WHAT YOU SHOULD DO → Would you pull out every line of the material that contains the string "Barrys"?

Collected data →

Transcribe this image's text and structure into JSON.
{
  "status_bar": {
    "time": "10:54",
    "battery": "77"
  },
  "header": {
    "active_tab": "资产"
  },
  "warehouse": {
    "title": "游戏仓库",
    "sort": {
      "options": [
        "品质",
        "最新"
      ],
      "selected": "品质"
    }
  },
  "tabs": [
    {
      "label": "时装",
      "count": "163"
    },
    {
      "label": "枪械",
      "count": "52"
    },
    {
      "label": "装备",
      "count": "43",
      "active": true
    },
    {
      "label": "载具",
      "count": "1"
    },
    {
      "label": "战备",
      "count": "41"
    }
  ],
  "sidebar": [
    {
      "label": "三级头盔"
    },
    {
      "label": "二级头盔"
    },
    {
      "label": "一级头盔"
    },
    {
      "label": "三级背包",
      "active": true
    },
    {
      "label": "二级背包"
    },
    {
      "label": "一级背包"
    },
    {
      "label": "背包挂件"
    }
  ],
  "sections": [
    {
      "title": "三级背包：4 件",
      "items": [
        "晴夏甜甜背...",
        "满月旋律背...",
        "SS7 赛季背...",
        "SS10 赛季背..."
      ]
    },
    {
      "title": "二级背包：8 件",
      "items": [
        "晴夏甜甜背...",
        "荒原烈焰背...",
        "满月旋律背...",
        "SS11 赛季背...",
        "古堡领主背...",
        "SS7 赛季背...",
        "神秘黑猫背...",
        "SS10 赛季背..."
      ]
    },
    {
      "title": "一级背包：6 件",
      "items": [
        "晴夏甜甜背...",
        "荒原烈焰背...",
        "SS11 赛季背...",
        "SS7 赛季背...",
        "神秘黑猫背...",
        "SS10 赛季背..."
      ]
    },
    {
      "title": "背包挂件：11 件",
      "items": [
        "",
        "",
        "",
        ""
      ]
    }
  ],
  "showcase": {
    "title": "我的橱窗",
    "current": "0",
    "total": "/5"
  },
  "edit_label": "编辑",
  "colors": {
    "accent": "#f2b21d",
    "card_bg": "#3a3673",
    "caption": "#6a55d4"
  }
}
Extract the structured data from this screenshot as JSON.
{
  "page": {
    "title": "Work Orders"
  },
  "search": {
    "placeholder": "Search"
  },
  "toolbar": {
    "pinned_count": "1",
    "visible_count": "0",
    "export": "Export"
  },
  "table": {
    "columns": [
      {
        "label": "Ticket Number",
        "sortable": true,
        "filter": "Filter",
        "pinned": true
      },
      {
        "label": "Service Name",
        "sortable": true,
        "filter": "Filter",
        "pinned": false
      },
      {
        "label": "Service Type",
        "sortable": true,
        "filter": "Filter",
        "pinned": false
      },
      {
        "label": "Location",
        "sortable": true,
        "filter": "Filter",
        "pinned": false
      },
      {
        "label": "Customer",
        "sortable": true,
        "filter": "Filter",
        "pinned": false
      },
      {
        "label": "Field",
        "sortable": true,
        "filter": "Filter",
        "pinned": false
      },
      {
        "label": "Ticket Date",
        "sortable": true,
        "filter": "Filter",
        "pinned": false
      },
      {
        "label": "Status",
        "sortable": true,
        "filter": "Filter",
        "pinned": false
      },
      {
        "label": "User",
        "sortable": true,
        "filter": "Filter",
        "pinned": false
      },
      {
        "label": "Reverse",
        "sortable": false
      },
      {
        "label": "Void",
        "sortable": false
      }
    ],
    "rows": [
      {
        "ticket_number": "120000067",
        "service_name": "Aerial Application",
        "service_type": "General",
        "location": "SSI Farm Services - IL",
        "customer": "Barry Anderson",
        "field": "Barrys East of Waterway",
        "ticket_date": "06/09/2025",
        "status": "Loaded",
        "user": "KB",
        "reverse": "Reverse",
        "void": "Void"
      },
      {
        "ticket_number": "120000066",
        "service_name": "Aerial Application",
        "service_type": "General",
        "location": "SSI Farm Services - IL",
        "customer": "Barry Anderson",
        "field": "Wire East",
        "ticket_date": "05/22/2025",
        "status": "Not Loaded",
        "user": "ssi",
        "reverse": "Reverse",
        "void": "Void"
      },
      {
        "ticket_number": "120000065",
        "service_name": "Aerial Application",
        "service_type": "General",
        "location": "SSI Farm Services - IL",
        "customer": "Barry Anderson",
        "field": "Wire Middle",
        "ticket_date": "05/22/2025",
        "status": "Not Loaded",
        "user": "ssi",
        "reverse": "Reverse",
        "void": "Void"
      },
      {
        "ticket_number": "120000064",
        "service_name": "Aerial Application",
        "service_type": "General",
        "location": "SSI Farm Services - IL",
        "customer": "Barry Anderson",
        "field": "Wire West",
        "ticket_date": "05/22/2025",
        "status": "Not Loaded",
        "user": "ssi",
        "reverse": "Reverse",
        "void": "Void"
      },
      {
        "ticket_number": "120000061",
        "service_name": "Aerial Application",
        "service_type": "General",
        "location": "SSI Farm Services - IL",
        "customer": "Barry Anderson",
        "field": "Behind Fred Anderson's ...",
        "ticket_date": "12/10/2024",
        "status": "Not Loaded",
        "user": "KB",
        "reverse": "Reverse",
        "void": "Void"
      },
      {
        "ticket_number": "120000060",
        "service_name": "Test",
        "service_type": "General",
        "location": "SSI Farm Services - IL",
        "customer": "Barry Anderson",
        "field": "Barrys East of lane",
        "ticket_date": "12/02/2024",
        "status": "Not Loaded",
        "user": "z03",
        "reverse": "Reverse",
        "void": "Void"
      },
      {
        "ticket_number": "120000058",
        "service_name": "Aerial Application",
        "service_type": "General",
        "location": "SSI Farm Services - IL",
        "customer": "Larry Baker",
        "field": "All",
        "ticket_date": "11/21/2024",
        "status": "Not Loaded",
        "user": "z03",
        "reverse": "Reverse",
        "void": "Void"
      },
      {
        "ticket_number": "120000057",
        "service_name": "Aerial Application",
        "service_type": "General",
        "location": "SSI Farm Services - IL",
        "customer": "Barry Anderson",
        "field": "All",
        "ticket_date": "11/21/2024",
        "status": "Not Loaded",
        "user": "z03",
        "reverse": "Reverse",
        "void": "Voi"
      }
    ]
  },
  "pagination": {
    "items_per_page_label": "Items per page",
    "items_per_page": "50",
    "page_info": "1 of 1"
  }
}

SOLUTION BELOW →
        "field": "Barrys East of Waterway",
        "field": "Barrys East of lane",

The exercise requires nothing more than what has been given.